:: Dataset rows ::

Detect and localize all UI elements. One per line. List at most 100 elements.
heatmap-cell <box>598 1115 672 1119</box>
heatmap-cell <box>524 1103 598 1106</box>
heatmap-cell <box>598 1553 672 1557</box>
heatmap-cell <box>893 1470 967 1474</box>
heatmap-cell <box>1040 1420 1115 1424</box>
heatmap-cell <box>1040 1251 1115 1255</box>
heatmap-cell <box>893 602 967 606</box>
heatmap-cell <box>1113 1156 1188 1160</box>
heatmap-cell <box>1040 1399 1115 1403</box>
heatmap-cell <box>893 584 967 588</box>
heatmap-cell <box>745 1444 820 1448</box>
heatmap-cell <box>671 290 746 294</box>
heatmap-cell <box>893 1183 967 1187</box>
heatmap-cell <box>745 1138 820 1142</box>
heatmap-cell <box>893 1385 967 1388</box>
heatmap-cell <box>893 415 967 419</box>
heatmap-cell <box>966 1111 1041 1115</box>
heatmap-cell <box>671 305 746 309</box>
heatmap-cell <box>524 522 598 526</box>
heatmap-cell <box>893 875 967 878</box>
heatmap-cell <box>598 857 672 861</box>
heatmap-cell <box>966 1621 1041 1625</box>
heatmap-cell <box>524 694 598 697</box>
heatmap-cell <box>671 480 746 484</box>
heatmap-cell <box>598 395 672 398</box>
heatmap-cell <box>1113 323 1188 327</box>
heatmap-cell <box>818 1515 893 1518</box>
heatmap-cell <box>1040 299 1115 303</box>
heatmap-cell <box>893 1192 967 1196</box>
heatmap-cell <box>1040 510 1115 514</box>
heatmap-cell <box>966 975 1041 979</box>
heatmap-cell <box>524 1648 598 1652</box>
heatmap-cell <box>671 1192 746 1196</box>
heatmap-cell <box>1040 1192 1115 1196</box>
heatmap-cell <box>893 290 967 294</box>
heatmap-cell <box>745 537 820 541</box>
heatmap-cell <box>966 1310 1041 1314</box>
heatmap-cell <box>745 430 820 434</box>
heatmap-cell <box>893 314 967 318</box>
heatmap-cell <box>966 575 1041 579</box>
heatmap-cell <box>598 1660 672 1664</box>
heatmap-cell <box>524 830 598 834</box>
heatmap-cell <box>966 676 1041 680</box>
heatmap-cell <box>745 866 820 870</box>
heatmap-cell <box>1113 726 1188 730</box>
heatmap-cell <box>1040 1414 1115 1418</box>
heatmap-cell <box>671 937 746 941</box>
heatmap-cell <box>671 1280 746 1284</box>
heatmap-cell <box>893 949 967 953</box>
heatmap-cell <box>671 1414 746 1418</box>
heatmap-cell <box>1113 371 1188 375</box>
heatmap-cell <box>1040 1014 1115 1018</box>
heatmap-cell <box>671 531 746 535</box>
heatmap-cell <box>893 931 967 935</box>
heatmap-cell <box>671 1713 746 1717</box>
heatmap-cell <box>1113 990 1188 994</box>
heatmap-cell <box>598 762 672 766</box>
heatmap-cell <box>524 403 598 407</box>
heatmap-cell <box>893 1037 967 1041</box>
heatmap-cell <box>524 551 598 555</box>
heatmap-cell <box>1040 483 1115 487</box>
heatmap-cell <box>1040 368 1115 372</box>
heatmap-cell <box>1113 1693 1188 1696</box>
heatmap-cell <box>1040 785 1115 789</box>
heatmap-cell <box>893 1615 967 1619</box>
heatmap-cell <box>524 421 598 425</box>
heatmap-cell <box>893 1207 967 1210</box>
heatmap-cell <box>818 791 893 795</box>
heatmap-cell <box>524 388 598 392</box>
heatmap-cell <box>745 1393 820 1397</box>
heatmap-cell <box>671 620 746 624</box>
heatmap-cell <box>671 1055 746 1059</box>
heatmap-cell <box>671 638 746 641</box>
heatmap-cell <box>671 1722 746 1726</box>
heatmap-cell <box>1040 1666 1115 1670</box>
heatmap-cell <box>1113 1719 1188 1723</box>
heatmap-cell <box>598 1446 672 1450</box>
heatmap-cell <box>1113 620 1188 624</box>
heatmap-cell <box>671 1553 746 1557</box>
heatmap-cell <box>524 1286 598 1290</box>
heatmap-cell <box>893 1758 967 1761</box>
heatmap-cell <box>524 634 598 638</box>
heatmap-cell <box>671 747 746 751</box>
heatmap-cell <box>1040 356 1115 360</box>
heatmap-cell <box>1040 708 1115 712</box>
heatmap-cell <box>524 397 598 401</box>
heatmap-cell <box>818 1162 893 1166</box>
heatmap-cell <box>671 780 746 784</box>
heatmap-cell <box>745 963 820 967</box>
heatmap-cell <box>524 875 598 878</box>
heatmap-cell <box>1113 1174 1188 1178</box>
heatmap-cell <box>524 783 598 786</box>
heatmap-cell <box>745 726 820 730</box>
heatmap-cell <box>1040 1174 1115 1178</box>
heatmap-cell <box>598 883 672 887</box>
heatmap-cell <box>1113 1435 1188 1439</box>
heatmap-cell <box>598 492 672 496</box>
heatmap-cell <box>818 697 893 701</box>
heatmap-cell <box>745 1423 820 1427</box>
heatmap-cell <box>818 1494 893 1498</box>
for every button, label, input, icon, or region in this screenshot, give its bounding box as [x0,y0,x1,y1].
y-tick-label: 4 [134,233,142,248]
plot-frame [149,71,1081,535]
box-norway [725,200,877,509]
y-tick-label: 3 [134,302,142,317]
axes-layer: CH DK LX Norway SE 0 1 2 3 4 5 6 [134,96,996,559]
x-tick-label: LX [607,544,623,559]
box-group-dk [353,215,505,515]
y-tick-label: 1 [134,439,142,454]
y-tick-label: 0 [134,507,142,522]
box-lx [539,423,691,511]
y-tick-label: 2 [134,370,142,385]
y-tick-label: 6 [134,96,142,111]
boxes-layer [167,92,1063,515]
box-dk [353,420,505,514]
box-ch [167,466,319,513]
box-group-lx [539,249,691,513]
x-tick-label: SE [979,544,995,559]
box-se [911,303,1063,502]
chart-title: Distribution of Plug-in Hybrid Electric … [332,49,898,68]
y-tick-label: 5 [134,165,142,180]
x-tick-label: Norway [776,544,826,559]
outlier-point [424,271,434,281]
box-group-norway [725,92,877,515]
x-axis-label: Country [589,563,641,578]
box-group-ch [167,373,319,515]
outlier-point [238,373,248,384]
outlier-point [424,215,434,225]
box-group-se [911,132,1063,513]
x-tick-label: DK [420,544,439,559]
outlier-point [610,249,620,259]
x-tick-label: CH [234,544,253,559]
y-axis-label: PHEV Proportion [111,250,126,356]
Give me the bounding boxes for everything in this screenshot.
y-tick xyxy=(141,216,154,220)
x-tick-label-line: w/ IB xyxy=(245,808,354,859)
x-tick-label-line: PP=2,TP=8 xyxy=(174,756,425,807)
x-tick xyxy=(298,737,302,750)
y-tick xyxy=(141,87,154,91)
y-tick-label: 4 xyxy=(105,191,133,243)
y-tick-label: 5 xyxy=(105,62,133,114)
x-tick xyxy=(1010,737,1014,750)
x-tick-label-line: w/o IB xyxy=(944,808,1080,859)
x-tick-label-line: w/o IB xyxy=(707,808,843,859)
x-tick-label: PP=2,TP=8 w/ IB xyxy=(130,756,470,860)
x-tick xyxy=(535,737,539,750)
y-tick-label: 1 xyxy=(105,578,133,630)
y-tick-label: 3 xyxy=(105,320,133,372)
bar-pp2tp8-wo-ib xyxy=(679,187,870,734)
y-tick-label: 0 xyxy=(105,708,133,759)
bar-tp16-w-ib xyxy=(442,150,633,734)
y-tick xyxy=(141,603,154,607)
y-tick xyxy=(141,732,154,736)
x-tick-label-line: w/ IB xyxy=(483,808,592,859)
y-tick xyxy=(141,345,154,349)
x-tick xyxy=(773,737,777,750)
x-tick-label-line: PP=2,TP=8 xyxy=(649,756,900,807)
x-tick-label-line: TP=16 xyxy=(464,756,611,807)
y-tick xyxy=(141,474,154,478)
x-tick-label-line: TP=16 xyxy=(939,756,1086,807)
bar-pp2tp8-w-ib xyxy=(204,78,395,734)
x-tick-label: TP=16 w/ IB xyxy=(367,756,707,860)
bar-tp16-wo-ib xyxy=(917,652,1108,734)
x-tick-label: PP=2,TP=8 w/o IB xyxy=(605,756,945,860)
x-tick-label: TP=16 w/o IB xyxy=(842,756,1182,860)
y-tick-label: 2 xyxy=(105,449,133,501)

:: The request ::
Copy the lines from the start of the records up to and including the line that contains "heatmap-cell <box>893 1192 967 1196</box>", reproducing each one verbatim.

:: Correct response ::
Detect and localize all UI elements. One per line. List at most 100 elements.
heatmap-cell <box>598 1115 672 1119</box>
heatmap-cell <box>524 1103 598 1106</box>
heatmap-cell <box>598 1553 672 1557</box>
heatmap-cell <box>893 1470 967 1474</box>
heatmap-cell <box>1040 1420 1115 1424</box>
heatmap-cell <box>1040 1251 1115 1255</box>
heatmap-cell <box>893 602 967 606</box>
heatmap-cell <box>1113 1156 1188 1160</box>
heatmap-cell <box>1040 1399 1115 1403</box>
heatmap-cell <box>893 584 967 588</box>
heatmap-cell <box>745 1444 820 1448</box>
heatmap-cell <box>671 290 746 294</box>
heatmap-cell <box>893 1183 967 1187</box>
heatmap-cell <box>745 1138 820 1142</box>
heatmap-cell <box>893 1385 967 1388</box>
heatmap-cell <box>893 415 967 419</box>
heatmap-cell <box>966 1111 1041 1115</box>
heatmap-cell <box>671 305 746 309</box>
heatmap-cell <box>524 522 598 526</box>
heatmap-cell <box>893 875 967 878</box>
heatmap-cell <box>598 857 672 861</box>
heatmap-cell <box>966 1621 1041 1625</box>
heatmap-cell <box>524 694 598 697</box>
heatmap-cell <box>671 480 746 484</box>
heatmap-cell <box>598 395 672 398</box>
heatmap-cell <box>1113 323 1188 327</box>
heatmap-cell <box>818 1515 893 1518</box>
heatmap-cell <box>1040 299 1115 303</box>
heatmap-cell <box>893 1192 967 1196</box>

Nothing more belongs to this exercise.